BEGIN

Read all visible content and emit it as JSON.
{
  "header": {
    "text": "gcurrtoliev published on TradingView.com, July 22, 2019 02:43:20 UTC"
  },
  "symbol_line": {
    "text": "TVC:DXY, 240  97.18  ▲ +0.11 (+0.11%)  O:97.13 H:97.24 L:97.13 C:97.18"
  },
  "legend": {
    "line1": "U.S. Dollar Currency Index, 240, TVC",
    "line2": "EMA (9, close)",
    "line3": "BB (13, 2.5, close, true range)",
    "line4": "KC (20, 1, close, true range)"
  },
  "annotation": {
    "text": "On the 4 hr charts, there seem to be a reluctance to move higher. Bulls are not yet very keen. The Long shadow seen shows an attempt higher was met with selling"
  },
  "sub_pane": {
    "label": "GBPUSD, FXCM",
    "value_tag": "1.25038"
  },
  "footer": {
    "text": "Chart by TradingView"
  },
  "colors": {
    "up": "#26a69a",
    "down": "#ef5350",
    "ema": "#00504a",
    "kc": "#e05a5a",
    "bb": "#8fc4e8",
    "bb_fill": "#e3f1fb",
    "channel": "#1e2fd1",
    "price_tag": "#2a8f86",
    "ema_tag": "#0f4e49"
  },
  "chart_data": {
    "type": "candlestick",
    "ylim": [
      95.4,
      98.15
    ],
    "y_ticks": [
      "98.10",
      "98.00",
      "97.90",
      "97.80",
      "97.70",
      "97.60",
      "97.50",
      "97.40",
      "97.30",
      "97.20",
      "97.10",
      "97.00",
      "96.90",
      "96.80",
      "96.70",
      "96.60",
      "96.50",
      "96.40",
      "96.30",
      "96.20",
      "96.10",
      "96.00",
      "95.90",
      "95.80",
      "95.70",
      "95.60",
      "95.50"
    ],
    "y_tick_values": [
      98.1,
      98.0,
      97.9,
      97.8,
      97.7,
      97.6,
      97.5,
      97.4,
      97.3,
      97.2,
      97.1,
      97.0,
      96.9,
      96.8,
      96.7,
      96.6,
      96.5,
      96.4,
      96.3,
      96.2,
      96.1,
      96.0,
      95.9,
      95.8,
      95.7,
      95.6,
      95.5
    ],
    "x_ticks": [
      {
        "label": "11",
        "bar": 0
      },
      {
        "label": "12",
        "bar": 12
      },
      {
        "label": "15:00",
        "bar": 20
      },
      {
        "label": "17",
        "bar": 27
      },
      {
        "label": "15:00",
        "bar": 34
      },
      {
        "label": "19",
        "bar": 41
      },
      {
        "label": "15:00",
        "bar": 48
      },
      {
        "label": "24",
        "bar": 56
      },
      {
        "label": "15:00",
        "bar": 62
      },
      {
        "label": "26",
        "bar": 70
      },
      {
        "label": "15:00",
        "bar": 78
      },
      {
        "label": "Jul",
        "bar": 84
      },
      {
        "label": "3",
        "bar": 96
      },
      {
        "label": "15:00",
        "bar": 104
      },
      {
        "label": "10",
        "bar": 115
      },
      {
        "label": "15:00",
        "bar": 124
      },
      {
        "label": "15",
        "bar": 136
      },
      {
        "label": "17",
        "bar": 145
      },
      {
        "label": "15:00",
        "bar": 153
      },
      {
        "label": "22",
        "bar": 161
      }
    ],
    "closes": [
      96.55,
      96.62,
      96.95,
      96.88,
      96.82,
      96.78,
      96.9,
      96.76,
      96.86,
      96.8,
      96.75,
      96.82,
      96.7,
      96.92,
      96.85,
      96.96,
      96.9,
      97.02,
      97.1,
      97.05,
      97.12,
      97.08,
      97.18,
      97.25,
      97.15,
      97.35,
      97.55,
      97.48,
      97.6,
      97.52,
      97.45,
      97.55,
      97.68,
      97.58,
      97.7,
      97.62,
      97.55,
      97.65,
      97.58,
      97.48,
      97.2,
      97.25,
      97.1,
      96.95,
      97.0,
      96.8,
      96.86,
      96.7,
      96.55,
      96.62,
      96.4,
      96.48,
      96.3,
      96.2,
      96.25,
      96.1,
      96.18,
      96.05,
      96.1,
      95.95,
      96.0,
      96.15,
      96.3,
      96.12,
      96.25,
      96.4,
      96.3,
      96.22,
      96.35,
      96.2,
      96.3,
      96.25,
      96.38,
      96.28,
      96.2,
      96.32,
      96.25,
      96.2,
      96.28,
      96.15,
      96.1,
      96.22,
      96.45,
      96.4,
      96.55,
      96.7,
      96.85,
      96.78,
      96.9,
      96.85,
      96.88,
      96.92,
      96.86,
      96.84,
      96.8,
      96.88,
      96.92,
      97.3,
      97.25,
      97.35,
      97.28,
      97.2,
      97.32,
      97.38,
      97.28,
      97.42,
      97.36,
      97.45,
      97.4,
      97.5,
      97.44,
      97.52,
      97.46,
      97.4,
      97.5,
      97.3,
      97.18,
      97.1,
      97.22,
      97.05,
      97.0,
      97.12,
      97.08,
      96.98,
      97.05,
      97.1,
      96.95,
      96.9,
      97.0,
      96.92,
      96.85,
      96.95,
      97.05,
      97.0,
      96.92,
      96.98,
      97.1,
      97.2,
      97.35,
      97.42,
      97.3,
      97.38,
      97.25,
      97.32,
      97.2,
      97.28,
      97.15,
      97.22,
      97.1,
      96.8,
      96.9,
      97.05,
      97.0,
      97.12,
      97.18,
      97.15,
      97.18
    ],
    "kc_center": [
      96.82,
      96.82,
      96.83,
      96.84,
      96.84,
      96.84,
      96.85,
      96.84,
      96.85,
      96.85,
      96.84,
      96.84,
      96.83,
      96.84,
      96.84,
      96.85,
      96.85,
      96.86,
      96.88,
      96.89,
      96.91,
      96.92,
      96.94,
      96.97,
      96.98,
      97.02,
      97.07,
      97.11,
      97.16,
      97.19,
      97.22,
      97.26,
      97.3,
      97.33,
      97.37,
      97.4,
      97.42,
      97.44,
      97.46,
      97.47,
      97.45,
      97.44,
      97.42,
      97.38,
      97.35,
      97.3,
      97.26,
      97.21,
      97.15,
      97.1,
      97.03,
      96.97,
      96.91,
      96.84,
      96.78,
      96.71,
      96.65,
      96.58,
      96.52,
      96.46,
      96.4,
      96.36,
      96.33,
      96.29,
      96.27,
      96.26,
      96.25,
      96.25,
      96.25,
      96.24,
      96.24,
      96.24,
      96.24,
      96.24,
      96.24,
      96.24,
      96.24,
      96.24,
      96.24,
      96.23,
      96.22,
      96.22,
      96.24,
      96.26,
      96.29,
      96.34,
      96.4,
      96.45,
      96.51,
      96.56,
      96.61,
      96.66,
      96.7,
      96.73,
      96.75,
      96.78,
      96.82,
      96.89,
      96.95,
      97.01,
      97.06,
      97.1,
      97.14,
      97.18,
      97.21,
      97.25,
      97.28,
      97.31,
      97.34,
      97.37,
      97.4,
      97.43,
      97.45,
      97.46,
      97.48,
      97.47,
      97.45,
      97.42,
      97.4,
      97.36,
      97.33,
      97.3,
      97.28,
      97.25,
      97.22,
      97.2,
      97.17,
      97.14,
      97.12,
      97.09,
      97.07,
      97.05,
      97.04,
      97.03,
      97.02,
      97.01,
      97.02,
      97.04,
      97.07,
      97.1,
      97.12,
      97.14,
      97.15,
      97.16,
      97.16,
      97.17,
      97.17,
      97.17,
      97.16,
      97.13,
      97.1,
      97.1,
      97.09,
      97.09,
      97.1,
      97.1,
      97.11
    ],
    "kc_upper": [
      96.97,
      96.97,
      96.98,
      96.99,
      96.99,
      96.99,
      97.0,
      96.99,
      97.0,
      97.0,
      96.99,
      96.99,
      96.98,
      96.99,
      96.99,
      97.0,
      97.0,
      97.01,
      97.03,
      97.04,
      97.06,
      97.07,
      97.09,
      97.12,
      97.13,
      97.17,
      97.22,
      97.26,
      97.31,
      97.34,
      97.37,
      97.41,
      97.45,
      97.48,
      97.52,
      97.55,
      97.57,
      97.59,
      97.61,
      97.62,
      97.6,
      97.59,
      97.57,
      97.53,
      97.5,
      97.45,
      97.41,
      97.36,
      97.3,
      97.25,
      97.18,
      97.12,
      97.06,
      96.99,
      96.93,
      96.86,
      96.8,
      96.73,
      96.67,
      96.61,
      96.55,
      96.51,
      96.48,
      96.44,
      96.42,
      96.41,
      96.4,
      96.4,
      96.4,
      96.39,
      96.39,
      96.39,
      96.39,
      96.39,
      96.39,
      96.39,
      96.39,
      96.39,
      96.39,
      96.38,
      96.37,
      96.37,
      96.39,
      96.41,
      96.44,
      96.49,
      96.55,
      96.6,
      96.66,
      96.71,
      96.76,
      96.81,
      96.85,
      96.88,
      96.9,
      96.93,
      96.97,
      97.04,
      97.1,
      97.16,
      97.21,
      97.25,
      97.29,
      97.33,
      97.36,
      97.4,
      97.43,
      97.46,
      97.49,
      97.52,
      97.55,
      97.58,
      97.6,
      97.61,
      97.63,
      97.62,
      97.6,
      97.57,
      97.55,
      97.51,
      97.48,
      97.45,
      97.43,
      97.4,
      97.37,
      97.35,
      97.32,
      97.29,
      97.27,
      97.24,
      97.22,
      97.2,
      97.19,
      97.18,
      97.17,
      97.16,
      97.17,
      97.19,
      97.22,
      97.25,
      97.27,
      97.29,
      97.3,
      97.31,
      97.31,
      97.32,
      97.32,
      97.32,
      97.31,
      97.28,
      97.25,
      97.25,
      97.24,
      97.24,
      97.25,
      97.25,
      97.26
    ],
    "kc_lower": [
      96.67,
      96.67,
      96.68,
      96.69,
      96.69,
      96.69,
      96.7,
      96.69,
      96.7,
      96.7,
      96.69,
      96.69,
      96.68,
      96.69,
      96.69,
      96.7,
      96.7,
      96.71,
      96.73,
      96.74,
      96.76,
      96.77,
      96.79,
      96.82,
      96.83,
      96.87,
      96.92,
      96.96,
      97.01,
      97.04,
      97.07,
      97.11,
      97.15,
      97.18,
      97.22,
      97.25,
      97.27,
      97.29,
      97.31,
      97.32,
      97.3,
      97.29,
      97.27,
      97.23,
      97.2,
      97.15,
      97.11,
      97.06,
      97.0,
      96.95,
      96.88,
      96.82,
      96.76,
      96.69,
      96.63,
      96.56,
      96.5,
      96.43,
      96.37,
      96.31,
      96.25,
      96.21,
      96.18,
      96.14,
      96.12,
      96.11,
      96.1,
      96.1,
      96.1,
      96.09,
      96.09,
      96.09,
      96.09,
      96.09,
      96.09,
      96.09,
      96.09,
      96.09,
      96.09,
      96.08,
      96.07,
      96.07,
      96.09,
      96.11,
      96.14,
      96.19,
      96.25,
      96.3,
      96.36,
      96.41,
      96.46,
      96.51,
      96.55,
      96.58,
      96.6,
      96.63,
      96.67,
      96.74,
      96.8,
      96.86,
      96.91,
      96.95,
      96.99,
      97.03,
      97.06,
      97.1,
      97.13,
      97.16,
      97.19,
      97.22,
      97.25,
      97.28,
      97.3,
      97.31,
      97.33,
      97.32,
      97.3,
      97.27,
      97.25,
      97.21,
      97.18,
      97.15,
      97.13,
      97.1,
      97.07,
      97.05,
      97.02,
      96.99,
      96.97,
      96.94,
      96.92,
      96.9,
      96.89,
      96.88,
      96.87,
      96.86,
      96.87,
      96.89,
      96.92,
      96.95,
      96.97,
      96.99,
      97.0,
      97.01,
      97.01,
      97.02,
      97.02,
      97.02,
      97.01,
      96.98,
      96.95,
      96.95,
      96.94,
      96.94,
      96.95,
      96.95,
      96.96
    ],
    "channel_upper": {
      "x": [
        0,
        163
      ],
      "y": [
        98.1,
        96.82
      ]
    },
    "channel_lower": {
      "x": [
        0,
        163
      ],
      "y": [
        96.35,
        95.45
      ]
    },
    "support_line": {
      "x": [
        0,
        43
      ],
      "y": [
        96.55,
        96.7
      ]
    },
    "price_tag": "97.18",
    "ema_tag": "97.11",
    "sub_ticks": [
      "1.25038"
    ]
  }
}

END

*Task objective*: Go through the records. Copy each line where "text" appears.

*Solution*:
    "text": "gcurrtoliev published on TradingView.com, July 22, 2019 02:43:20 UTC"
    "text": "TVC:DXY, 240  97.18  ▲ +0.11 (+0.11%)  O:97.13 H:97.24 L:97.13 C:97.18"
    "text": "On the 4 hr charts, there seem to be a reluctance to move higher. Bulls are not yet very keen. The Long shadow seen shows an attempt higher was met with selling"
    "text": "Chart by TradingView"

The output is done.